**What you have to do**
Your task is to reproduce the entries below word for word.

**Collected data entries**
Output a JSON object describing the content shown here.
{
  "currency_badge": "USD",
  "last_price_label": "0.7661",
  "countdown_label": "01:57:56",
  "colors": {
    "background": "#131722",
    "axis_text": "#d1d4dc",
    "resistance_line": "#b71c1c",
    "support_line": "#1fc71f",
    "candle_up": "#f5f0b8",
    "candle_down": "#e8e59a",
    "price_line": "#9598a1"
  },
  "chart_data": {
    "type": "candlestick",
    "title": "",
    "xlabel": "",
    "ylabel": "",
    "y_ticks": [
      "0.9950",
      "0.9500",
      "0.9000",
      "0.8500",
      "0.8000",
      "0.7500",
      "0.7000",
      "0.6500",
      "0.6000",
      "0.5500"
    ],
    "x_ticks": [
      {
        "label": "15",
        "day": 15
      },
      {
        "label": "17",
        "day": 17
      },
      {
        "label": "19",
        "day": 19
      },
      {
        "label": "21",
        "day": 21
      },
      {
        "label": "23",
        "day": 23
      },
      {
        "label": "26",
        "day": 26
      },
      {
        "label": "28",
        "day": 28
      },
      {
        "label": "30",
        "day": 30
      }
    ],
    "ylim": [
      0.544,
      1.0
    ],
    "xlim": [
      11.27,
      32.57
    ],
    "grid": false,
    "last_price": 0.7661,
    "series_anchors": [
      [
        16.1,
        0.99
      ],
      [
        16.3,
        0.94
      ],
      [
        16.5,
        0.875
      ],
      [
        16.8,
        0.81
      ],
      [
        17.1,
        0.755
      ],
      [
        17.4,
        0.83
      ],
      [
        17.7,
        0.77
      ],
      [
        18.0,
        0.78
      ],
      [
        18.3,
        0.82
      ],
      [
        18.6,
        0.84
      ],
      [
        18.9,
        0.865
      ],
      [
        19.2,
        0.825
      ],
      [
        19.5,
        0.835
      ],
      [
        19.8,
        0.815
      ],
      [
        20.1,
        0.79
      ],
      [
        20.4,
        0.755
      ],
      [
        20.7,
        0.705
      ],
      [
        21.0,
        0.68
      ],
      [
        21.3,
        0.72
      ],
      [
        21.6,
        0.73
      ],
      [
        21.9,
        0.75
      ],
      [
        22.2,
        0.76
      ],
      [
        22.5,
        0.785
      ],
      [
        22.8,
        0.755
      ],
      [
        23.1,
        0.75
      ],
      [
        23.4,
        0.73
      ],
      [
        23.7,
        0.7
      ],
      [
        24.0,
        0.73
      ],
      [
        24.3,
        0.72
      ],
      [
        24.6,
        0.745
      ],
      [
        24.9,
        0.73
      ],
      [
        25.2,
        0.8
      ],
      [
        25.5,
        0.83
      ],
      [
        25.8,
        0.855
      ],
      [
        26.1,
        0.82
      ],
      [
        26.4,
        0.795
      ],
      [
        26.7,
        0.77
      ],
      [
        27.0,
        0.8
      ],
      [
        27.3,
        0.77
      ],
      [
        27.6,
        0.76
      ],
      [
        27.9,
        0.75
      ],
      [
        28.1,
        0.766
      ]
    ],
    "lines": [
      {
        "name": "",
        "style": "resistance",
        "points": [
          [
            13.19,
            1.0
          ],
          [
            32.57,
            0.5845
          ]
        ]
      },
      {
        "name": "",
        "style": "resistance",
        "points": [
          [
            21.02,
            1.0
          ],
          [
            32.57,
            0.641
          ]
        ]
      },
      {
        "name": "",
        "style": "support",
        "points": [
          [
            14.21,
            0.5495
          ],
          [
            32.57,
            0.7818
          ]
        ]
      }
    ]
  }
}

**The response**
Output a JSON object describing the content shown here.
{
  "currency_badge": "USD",
  "last_price_label": "0.7661",
  "countdown_label": "01:57:56",
  "colors": {
    "background": "#131722",
    "axis_text": "#d1d4dc",
    "resistance_line": "#b71c1c",
    "support_line": "#1fc71f",
    "candle_up": "#f5f0b8",
    "candle_down": "#e8e59a",
    "price_line": "#9598a1"
  },
  "chart_data": {
    "type": "candlestick",
    "title": "",
    "xlabel": "",
    "ylabel": "",
    "y_ticks": [
      "0.9950",
      "0.9500",
      "0.9000",
      "0.8500",
      "0.8000",
      "0.7500",
      "0.7000",
      "0.6500",
      "0.6000",
      "0.5500"
    ],
    "x_ticks": [
      {
        "label": "15",
        "day": 15
      },
      {
        "label": "17",
        "day": 17
      },
      {
        "label": "19",
        "day": 19
      },
      {
        "label": "21",
        "day": 21
      },
      {
        "label": "23",
        "day": 23
      },
      {
        "label": "26",
        "day": 26
      },
      {
        "label": "28",
        "day": 28
      },
      {
        "label": "30",
        "day": 30
      }
    ],
    "ylim": [
      0.544,
      1.0
    ],
    "xlim": [
      11.27,
      32.57
    ],
    "grid": false,
    "last_price": 0.7661,
    "series_anchors": [
      [
        16.1,
        0.99
      ],
      [
        16.3,
        0.94
      ],
      [
        16.5,
        0.875
      ],
      [
        16.8,
        0.81
      ],
      [
        17.1,
        0.755
      ],
      [
        17.4,
        0.83
      ],
      [
        17.7,
        0.77
      ],
      [
        18.0,
        0.78
      ],
      [
        18.3,
        0.82
      ],
      [
        18.6,
        0.84
      ],
      [
        18.9,
        0.865
      ],
      [
        19.2,
        0.825
      ],
      [
        19.5,
        0.835
      ],
      [
        19.8,
        0.815
      ],
      [
        20.1,
        0.79
      ],
      [
        20.4,
        0.755
      ],
      [
        20.7,
        0.705
      ],
      [
        21.0,
        0.68
      ],
      [
        21.3,
        0.72
      ],
      [
        21.6,
        0.73
      ],
      [
        21.9,
        0.75
      ],
      [
        22.2,
        0.76
      ],
      [
        22.5,
        0.785
      ],
      [
        22.8,
        0.755
      ],
      [
        23.1,
        0.75
      ],
      [
        23.4,
        0.73
      ],
      [
        23.7,
        0.7
      ],
      [
        24.0,
        0.73
      ],
      [
        24.3,
        0.72
      ],
      [
        24.6,
        0.745
      ],
      [
        24.9,
        0.73
      ],
      [
        25.2,
        0.8
      ],
      [
        25.5,
        0.83
      ],
      [
        25.8,
        0.855
      ],
      [
        26.1,
        0.82
      ],
      [
        26.4,
        0.795
      ],
      [
        26.7,
        0.77
      ],
      [
        27.0,
        0.8
      ],
      [
        27.3,
        0.77
      ],
      [
        27.6,
        0.76
      ],
      [
        27.9,
        0.75
      ],
      [
        28.1,
        0.766
      ]
    ],
    "lines": [
      {
        "name": "",
        "style": "resistance",
        "points": [
          [
            13.19,
            1.0
          ],
          [
            32.57,
            0.5845
          ]
        ]
      },
      {
        "name": "",
        "style": "resistance",
        "points": [
          [
            21.02,
            1.0
          ],
          [
            32.57,
            0.641
          ]
        ]
      },
      {
        "name": "",
        "style": "support",
        "points": [
          [
            14.21,
            0.5495
          ],
          [
            32.57,
            0.7818
          ]
        ]
      }
    ]
  }
}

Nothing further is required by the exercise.